JOB
In the data below, find every line that has the string "savings", and copy it.

[Saved entries]
==========

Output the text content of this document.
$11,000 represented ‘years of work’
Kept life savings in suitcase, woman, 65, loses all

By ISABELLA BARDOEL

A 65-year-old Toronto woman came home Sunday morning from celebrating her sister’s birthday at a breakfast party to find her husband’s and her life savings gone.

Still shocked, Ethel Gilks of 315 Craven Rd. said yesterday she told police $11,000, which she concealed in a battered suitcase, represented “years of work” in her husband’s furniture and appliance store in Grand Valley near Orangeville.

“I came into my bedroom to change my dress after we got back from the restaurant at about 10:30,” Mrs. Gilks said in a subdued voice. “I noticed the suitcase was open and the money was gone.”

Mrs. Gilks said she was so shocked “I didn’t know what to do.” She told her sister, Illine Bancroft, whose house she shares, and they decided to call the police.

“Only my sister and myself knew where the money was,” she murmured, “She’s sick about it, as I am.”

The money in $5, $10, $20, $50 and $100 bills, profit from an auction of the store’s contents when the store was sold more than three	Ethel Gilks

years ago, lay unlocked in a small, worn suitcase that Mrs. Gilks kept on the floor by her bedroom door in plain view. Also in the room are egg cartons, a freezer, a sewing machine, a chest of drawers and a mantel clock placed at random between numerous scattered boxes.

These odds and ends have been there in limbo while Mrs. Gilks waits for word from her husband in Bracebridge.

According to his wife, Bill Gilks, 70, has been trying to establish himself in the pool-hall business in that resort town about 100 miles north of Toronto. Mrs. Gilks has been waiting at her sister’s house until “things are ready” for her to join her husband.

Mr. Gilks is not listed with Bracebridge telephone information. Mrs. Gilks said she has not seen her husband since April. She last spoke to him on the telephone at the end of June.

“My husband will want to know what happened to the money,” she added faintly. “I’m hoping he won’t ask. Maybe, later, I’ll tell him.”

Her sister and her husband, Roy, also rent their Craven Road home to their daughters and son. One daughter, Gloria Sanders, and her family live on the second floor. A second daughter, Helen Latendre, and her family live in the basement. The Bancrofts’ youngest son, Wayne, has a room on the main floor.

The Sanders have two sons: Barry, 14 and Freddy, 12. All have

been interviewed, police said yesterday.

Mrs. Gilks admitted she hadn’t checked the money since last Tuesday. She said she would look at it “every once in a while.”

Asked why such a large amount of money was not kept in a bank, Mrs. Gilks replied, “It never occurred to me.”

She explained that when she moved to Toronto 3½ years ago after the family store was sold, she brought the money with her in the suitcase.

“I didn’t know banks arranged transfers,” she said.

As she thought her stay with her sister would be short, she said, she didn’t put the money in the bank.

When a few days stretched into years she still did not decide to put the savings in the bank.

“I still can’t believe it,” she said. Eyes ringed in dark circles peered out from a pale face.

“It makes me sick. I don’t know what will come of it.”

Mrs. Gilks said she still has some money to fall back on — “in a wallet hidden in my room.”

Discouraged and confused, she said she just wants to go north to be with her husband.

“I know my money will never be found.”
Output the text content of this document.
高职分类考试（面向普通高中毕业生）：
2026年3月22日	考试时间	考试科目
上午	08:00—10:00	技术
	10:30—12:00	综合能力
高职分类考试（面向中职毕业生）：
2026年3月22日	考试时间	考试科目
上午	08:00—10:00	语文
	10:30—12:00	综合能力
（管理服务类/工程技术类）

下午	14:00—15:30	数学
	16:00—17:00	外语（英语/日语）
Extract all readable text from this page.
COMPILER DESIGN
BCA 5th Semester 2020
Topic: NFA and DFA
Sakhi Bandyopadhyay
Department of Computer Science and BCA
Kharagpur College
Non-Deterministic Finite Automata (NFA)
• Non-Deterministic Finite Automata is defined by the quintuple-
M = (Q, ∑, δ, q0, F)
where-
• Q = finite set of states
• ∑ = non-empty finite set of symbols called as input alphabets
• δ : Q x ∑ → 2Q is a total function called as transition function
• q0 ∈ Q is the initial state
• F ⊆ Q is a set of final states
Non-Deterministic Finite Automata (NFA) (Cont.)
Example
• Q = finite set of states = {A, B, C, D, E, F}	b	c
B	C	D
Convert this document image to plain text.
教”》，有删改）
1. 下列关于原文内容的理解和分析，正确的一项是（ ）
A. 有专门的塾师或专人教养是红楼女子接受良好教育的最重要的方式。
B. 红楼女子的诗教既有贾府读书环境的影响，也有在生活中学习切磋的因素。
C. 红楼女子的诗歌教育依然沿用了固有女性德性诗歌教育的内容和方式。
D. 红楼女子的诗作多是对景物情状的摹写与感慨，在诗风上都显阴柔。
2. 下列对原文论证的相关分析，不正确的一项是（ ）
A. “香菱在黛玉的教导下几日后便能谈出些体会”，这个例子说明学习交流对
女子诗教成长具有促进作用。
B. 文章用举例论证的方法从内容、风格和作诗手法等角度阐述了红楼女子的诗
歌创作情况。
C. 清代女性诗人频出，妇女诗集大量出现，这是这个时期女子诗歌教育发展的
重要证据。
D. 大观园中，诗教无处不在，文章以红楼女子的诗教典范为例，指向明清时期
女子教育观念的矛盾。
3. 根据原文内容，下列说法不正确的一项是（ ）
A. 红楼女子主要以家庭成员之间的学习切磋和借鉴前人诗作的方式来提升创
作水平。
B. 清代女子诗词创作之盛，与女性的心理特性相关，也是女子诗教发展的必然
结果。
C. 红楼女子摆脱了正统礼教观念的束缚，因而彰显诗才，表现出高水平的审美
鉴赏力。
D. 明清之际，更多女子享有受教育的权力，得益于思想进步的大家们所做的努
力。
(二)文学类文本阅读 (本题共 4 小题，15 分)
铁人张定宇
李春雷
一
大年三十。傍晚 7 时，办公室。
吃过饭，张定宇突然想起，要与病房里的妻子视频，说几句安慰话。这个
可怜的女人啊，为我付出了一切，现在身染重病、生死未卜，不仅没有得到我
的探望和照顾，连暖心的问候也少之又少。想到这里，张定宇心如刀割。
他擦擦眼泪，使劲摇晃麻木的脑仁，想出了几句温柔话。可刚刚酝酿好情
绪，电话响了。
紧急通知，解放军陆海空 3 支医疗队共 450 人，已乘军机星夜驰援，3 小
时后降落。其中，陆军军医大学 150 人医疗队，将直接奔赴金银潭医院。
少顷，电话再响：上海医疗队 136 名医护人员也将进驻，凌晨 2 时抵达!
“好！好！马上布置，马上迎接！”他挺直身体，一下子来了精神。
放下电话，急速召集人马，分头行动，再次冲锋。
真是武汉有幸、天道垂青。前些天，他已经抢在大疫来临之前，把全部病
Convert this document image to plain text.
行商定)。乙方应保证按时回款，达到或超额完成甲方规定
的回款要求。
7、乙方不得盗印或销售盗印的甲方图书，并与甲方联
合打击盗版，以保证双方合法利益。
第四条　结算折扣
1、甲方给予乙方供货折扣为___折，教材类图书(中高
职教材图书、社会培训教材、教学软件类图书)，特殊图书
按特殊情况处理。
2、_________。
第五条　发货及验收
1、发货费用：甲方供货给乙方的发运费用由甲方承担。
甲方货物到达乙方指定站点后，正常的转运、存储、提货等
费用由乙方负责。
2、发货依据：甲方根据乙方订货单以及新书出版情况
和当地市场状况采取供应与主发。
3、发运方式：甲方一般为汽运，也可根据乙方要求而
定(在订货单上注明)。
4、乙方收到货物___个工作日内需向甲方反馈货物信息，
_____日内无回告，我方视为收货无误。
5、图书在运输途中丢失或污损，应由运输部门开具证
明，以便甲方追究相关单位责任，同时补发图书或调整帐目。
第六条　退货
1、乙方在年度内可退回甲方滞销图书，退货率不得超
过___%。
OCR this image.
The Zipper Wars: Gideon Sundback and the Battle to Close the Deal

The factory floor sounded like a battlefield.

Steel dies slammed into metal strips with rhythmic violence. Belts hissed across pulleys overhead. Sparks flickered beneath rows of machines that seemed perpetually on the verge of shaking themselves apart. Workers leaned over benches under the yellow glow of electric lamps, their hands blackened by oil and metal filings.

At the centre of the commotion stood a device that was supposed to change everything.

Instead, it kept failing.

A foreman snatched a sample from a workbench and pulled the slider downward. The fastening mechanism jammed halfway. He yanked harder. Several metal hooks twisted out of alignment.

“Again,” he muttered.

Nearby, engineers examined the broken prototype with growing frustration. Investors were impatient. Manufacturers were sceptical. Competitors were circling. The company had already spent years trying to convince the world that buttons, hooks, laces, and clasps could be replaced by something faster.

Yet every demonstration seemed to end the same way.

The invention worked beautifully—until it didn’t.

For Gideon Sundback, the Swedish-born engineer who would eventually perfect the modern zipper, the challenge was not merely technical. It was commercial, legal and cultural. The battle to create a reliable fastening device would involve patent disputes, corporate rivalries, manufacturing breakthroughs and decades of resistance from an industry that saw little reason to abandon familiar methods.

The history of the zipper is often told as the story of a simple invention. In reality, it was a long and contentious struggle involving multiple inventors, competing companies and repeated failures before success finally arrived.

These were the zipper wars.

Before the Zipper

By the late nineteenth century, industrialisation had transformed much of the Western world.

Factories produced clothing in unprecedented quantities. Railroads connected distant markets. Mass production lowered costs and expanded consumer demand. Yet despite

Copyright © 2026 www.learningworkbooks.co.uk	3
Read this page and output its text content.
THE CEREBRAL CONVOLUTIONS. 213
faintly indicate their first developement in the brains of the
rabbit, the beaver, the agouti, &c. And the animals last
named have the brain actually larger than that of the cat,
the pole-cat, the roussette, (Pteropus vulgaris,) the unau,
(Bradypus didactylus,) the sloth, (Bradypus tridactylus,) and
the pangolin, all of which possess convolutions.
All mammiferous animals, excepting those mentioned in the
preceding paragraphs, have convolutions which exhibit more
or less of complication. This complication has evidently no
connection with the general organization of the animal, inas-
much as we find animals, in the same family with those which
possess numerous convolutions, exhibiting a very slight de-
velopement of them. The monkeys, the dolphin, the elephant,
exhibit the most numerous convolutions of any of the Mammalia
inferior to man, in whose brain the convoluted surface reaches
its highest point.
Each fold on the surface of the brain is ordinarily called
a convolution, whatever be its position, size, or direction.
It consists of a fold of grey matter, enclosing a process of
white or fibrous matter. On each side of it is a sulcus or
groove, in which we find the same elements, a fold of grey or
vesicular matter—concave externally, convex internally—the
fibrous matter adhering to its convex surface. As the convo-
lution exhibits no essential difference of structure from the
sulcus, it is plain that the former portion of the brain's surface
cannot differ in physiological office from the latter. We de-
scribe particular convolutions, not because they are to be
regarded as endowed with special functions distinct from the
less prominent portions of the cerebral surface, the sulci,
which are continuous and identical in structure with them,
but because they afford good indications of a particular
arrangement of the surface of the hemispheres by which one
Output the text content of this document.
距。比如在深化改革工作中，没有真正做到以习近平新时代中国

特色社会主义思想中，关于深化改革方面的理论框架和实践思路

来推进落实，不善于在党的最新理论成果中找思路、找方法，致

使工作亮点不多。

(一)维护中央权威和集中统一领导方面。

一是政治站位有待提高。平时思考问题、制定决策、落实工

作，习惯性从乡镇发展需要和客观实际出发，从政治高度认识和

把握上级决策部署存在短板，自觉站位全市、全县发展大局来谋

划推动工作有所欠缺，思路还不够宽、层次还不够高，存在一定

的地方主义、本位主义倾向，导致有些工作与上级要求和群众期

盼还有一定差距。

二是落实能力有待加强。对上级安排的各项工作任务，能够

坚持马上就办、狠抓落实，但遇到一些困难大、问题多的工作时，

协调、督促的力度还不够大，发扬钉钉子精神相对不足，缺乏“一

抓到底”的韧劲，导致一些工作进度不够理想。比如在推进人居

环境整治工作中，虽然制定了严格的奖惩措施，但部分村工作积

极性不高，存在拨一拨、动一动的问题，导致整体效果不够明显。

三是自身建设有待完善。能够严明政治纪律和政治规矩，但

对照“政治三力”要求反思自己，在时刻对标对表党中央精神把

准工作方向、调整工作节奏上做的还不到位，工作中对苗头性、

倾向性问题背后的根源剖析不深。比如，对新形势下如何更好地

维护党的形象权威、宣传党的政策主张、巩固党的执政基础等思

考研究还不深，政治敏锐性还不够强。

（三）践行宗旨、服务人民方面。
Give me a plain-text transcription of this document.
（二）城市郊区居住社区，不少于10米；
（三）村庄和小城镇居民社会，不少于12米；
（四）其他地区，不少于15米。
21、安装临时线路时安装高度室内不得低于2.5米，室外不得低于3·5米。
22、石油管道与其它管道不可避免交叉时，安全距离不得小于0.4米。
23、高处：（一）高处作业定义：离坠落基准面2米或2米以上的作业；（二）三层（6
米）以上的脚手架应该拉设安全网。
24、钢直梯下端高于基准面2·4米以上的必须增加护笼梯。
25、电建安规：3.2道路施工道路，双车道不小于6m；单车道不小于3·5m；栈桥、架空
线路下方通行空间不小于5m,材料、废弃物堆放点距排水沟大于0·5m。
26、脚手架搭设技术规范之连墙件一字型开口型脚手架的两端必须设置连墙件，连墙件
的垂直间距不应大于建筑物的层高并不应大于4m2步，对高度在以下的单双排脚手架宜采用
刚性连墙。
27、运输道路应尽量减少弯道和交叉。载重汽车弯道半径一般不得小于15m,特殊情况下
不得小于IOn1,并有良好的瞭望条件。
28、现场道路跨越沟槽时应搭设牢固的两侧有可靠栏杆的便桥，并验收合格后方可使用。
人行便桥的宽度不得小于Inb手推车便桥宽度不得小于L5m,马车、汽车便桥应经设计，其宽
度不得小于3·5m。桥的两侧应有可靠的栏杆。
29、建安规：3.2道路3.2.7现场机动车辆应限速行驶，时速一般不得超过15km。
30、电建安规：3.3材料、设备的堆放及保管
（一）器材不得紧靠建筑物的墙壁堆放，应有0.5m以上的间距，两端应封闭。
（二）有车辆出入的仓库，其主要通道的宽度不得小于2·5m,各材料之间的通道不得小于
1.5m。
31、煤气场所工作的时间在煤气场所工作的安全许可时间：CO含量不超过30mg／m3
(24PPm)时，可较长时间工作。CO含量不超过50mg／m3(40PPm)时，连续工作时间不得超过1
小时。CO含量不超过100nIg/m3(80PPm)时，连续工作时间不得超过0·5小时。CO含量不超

==========

EXERCISE RESPONSE
Kept life savings in suitcase, woman, 65, loses all
A 65-year-old Toronto woman came home Sunday morning from celebrating her sister’s birthday at a breakfast party to find her husband’s and her life savings gone.
When a few days stretched into years she still did not decide to put the savings in the bank.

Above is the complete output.